* Begin *

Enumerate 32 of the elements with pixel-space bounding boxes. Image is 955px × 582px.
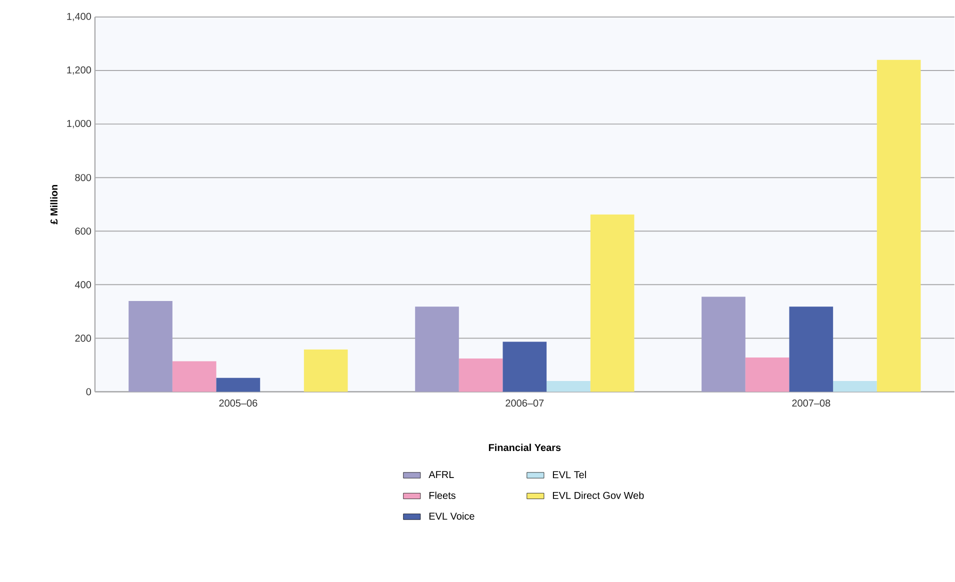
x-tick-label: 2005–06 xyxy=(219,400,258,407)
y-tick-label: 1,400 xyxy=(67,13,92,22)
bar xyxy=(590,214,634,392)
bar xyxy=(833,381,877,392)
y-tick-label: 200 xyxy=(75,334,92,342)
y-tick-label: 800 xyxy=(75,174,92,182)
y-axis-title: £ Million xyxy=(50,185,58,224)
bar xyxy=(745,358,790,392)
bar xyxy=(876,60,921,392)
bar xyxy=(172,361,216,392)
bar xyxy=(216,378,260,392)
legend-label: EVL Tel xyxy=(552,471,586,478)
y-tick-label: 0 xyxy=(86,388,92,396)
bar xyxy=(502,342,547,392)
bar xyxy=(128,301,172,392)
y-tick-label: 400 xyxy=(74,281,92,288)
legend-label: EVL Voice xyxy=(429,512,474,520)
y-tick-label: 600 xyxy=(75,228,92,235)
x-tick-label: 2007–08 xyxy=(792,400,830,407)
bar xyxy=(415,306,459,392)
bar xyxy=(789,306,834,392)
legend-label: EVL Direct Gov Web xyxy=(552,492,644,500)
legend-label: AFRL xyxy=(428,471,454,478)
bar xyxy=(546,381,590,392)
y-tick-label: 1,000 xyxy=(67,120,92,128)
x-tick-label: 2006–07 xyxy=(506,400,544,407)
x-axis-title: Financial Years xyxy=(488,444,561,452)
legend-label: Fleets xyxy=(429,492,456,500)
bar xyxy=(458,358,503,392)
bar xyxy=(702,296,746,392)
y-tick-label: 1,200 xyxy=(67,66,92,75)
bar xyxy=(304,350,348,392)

* End *
* Begin *

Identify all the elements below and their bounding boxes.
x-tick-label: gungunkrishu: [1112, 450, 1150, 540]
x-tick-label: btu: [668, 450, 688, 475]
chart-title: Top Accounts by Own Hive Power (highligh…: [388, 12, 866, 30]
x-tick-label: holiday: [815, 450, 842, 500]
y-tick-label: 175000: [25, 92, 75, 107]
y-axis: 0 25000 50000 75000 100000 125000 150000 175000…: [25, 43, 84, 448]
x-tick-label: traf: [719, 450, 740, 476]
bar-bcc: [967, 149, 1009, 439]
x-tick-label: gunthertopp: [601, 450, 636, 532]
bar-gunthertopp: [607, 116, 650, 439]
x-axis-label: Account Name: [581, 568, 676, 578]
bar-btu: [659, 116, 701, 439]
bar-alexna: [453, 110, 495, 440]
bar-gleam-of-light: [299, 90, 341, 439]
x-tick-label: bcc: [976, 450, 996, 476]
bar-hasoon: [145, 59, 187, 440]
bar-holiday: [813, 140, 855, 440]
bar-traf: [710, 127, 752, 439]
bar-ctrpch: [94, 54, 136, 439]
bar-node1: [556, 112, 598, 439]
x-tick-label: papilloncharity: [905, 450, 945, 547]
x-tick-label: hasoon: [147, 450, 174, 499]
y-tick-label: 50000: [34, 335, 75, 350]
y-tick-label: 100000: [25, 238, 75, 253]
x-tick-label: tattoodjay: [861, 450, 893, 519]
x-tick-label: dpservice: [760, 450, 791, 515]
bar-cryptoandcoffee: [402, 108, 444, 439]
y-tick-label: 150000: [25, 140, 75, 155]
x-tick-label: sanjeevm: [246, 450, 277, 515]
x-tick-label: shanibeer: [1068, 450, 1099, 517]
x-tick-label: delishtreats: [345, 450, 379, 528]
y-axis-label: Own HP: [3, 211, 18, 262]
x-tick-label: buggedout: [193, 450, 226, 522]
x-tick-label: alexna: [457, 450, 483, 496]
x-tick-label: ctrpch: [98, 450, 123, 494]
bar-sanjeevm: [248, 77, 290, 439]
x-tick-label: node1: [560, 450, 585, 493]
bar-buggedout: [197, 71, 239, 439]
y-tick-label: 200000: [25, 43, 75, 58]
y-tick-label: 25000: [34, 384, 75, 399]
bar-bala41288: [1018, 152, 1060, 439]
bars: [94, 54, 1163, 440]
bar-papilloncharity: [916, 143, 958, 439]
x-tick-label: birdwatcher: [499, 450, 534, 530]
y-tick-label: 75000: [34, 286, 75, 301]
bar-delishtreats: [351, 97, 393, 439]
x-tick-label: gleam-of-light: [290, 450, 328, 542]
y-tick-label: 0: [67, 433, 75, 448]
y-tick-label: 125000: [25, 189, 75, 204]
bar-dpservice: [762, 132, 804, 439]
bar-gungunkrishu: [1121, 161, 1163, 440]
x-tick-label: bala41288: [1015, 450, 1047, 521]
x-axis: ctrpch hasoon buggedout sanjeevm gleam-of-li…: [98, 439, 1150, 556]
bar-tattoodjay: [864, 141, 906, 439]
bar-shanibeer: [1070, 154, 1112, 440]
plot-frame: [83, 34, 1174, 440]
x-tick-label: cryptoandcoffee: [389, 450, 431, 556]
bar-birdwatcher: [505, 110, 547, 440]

* End *

**THE TASK:**
Please copy the listing lines word for word, starting with the line that contains "x-tick-label: 2005–06 xyxy=(219,400,258,407)" and going on through the line that contains "bar xyxy=(172,361,216,392)".

**TASK SOLUTION:**
x-tick-label: 2005–06 xyxy=(219,400,258,407)
y-tick-label: 1,400 xyxy=(67,13,92,22)
bar xyxy=(590,214,634,392)
bar xyxy=(833,381,877,392)
y-tick-label: 200 xyxy=(75,334,92,342)
y-tick-label: 800 xyxy=(75,174,92,182)
y-axis-title: £ Million xyxy=(50,185,58,224)
bar xyxy=(745,358,790,392)
bar xyxy=(876,60,921,392)
bar xyxy=(172,361,216,392)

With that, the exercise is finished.